[Required work]
Copy out every line of the records where the string "интерес" occurs.

[Dataset entries]
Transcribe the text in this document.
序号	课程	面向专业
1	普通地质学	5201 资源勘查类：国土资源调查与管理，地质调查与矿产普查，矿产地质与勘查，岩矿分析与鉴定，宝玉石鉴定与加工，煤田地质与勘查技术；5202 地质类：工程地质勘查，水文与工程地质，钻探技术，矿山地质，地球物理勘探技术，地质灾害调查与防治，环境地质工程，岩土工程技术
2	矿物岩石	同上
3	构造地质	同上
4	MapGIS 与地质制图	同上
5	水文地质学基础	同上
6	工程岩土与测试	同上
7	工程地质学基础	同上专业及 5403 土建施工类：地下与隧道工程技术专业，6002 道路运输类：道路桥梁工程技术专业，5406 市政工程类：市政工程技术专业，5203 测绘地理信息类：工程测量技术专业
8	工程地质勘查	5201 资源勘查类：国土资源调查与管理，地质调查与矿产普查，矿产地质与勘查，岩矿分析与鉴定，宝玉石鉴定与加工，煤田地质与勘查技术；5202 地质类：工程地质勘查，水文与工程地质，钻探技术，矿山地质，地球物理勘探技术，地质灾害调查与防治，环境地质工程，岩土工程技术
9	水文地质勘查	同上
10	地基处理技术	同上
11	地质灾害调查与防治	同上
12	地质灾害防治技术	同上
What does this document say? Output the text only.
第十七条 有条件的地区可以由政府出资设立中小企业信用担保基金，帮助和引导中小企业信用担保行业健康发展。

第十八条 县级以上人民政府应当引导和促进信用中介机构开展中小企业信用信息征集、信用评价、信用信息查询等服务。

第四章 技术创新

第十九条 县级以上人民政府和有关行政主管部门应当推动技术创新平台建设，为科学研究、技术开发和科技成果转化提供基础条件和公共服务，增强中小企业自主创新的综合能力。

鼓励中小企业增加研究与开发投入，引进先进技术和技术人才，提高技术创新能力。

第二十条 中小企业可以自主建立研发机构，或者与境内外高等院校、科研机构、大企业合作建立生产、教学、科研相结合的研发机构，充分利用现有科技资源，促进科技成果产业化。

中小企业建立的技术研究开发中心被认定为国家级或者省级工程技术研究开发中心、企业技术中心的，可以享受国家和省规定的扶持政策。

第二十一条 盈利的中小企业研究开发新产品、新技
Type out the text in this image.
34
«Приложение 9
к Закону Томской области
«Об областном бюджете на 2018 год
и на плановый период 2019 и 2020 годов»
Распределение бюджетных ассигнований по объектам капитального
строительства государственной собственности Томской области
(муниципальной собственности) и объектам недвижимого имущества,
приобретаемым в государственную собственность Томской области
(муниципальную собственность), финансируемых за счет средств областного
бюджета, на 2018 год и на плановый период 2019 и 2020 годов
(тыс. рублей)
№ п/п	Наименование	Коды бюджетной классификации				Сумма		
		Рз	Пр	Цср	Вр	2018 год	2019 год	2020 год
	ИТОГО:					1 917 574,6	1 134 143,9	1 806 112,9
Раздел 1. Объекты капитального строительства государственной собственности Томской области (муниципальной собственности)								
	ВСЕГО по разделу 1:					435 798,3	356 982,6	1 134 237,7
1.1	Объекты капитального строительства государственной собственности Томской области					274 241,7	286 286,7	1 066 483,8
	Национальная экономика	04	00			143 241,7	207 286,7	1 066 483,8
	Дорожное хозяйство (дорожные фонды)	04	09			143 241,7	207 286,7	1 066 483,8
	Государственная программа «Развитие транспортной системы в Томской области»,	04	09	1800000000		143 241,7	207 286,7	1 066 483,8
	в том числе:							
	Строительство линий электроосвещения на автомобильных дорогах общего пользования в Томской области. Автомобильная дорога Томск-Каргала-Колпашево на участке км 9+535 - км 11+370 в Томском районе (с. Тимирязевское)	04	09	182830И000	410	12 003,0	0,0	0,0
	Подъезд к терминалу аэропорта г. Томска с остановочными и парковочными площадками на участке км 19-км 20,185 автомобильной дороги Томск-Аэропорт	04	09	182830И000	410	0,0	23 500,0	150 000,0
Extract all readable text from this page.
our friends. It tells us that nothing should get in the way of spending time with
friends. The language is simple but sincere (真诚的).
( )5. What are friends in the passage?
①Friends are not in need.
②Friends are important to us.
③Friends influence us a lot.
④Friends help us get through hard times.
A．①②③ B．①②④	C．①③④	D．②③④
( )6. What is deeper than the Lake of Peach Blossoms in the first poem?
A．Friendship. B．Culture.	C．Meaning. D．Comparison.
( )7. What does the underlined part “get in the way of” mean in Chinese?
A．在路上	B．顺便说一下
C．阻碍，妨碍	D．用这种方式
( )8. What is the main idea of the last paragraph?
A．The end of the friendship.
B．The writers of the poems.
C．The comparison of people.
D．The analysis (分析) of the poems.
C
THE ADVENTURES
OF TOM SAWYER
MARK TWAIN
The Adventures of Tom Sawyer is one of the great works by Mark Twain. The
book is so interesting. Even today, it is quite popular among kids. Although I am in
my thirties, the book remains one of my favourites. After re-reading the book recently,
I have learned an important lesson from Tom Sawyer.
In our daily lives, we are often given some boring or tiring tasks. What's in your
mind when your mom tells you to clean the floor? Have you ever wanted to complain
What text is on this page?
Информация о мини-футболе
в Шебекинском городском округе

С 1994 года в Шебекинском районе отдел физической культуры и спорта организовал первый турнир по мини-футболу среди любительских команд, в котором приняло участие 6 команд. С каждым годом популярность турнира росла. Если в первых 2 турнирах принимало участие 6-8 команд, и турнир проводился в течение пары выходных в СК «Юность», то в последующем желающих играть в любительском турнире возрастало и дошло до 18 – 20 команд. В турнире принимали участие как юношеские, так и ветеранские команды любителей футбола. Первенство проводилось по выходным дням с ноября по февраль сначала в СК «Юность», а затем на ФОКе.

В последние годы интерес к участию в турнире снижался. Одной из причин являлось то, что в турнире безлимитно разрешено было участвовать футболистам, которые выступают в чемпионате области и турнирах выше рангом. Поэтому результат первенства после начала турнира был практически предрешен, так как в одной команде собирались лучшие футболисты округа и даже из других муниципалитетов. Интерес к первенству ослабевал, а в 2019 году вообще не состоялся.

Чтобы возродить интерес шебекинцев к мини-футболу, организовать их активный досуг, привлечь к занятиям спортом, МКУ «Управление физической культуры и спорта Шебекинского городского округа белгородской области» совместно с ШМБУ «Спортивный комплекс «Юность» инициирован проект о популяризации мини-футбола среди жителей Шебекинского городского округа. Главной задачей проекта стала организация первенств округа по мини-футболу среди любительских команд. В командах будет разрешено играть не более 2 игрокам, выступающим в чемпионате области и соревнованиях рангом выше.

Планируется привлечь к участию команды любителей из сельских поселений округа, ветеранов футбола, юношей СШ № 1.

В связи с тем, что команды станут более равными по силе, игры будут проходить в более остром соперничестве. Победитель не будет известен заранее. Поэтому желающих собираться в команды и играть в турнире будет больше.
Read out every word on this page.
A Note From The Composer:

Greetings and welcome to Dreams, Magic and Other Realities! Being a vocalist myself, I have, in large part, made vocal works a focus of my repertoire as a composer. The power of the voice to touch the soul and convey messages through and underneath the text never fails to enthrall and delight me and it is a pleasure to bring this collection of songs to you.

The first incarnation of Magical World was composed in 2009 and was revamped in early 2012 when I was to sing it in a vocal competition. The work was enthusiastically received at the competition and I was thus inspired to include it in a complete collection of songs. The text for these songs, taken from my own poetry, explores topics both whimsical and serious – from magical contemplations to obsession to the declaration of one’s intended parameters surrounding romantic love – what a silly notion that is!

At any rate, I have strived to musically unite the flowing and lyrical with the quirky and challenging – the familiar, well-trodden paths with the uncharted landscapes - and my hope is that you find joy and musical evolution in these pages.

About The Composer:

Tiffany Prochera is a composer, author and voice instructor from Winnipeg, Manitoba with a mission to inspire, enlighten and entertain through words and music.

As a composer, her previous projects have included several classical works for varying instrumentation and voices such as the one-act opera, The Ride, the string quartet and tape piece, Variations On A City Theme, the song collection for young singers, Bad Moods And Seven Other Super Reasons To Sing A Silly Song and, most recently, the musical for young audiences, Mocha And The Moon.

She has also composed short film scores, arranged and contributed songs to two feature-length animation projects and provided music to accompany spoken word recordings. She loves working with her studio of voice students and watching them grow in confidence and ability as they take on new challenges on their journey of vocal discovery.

[Task solution]
В последние годы интерес к участию в турнире снижался. Одной из причин являлось то, что в турнире безлимитно разрешено было участвовать футболистам, которые выступают в чемпионате области и турнирах выше рангом. Поэтому результат первенства после начала турнира был практически предрешен, так как в одной команде собирались лучшие футболисты округа и даже из других муниципалитетов. Интерес к первенству ослабевал, а в 2019 году вообще не состоялся.
Чтобы возродить интерес шебекинцев к мини-футболу, организовать их активный досуг, привлечь к занятиям спортом, МКУ «Управление физической культуры и спорта Шебекинского городского округа белгородской области» совместно с ШМБУ «Спортивный комплекс «Юность» инициирован проект о популяризации мини-футбола среди жителей Шебекинского городского округа. Главной задачей проекта стала организация первенств округа по мини-футболу среди любительских команд. В командах будет разрешено играть не более 2 игрокам, выступающим в чемпионате области и соревнованиях рангом выше.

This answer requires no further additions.